(Lines of data)
:::::

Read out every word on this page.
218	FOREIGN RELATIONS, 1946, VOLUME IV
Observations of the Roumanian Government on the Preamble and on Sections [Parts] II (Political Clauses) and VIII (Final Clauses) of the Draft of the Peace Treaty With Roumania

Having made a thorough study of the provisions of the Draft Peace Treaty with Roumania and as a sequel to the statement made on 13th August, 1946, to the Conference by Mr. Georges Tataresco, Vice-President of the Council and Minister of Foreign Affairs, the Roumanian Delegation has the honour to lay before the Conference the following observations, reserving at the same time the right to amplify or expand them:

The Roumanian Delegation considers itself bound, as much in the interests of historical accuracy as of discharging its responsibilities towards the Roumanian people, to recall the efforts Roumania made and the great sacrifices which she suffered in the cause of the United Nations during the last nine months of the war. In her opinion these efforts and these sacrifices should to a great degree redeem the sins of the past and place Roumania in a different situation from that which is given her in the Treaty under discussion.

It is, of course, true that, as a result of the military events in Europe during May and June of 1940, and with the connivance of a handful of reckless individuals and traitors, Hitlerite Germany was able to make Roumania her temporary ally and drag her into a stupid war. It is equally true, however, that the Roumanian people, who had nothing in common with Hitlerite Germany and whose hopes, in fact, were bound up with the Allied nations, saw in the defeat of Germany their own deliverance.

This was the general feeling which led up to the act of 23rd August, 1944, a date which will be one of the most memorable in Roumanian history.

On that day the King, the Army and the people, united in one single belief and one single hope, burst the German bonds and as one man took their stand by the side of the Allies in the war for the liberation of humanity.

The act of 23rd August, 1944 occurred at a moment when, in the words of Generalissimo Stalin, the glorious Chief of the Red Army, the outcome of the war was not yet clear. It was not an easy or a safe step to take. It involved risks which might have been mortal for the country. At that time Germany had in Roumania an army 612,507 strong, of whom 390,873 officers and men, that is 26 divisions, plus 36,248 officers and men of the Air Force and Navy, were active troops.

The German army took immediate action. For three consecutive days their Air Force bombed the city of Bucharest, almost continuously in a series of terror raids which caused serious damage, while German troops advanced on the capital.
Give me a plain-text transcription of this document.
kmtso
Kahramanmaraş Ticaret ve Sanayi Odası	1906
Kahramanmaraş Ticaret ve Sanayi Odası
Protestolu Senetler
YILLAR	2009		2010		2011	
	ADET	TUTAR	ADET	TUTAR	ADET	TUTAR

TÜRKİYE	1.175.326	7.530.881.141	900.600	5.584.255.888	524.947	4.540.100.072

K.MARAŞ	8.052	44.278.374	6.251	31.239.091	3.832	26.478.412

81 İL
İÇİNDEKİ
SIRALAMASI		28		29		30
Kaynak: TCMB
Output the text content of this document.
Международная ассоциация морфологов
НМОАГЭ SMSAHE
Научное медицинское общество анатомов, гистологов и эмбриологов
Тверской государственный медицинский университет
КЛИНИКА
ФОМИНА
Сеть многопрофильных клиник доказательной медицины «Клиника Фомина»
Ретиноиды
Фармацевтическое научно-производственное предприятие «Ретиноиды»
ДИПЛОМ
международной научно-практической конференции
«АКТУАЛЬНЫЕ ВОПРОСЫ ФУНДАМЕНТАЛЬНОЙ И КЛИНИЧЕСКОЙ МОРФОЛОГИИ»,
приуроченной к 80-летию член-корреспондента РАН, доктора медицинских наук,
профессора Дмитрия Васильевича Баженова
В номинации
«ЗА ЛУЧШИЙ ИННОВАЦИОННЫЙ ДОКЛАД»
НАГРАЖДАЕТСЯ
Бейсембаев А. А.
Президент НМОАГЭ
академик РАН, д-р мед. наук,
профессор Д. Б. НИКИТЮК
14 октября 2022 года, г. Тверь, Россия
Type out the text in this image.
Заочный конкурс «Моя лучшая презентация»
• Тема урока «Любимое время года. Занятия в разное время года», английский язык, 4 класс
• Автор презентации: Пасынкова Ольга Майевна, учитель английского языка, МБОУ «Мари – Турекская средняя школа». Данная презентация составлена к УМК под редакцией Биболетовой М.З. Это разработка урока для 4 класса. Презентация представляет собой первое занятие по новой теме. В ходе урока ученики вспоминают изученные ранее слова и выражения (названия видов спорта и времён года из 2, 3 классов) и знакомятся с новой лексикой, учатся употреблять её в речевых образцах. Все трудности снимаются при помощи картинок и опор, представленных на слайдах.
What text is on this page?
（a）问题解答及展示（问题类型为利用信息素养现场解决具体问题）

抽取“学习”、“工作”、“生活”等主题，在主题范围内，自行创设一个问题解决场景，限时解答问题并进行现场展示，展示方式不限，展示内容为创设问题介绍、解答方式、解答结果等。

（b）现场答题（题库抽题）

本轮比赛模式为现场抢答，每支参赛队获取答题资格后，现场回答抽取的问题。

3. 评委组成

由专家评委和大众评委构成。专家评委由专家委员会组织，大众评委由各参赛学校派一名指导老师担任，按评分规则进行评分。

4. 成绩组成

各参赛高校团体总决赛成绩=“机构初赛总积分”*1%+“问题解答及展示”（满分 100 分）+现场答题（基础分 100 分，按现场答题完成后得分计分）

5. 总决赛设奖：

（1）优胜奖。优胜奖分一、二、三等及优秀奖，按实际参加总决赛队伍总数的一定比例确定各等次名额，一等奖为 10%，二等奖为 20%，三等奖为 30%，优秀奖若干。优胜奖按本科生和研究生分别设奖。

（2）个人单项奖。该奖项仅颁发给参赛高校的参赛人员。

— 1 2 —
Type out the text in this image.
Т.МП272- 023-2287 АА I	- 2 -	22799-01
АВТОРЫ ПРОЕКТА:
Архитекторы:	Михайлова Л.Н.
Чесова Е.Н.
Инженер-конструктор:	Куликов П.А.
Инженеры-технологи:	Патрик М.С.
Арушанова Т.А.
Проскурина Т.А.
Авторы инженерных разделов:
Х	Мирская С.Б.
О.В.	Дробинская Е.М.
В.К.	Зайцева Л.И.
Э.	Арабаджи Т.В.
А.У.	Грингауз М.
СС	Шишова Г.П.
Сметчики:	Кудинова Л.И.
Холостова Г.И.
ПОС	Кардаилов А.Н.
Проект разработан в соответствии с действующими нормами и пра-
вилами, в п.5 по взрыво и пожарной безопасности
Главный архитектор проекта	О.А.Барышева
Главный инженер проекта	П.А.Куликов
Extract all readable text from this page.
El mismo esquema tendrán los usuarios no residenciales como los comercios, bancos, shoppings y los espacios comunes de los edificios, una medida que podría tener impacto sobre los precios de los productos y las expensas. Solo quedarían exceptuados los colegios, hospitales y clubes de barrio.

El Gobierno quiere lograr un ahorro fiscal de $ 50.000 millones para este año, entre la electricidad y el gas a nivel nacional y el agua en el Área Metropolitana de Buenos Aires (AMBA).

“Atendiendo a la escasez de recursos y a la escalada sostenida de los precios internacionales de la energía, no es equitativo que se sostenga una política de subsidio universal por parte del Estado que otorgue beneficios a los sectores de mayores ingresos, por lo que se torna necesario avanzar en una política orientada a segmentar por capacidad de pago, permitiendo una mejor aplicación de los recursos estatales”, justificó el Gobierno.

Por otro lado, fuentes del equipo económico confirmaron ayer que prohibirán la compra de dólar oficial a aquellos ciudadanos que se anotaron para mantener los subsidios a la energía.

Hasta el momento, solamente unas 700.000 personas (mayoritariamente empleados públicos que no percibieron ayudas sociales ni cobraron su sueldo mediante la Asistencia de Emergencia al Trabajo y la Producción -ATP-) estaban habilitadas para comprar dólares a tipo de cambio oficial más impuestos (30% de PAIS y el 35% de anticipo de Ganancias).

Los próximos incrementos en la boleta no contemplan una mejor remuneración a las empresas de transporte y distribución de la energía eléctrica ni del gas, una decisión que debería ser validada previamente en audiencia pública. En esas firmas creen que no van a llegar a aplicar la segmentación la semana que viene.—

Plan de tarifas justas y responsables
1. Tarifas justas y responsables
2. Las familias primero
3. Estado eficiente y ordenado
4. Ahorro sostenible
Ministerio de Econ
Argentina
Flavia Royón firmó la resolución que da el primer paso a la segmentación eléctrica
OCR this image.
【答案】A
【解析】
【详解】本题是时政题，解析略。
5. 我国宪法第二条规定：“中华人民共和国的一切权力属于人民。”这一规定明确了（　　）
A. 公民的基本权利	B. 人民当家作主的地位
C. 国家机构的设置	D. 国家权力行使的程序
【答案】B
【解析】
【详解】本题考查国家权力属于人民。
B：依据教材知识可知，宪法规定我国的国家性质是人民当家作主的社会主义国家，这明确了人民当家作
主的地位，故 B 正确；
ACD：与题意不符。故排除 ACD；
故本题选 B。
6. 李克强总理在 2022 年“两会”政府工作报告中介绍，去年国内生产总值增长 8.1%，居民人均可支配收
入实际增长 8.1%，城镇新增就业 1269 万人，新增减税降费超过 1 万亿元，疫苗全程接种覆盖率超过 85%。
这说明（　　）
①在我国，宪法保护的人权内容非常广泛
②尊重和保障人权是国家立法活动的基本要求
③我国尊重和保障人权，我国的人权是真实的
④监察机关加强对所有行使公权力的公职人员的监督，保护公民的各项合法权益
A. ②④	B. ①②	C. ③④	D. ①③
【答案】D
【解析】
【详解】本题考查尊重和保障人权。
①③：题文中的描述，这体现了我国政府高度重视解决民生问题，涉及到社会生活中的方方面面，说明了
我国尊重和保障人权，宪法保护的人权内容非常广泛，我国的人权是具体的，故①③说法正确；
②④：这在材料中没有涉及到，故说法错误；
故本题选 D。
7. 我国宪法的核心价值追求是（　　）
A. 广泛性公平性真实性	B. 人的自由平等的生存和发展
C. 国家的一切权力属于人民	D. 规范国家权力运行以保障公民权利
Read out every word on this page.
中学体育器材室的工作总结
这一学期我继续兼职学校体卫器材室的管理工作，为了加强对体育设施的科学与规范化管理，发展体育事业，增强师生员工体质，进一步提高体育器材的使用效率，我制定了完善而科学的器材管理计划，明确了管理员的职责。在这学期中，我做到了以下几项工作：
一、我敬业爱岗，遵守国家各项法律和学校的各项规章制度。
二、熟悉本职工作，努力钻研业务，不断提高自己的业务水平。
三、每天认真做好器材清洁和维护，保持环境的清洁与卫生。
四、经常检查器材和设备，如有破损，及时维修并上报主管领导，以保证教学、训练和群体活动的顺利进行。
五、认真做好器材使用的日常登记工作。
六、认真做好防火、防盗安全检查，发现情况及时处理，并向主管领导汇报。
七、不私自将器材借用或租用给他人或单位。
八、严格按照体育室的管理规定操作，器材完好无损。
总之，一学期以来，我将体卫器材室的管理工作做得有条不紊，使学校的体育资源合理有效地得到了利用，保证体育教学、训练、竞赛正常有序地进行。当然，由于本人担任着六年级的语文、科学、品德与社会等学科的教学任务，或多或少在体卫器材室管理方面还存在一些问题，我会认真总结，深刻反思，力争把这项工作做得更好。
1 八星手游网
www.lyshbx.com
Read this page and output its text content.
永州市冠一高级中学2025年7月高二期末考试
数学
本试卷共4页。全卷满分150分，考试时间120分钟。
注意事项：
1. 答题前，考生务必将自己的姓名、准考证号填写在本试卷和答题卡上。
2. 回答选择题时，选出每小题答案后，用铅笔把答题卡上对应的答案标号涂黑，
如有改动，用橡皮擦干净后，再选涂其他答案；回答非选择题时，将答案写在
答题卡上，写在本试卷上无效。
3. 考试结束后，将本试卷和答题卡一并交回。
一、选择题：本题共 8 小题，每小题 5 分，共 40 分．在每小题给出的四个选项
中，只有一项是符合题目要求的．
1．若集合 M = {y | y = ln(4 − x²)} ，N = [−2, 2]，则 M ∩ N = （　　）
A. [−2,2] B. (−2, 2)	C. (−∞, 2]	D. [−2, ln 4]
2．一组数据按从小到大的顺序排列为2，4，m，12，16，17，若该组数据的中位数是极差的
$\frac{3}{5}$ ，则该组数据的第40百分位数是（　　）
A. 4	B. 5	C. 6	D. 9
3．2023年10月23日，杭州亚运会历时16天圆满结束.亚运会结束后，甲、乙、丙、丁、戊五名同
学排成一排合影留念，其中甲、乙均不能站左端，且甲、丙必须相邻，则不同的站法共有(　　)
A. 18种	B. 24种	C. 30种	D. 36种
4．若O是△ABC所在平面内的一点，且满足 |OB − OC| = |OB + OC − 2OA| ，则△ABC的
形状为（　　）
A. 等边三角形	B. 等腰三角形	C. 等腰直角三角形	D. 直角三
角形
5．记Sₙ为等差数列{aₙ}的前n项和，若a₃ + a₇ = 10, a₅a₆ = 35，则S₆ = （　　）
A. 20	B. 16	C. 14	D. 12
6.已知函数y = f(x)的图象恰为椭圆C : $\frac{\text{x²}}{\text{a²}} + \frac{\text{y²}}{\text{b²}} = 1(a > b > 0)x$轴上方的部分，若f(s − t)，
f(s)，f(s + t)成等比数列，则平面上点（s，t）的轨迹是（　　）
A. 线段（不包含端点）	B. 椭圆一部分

:::::

■ TASK TO CARRY OUT: State how many lines hold the word "precios". The number is the whole answer.

■ RESULT: 2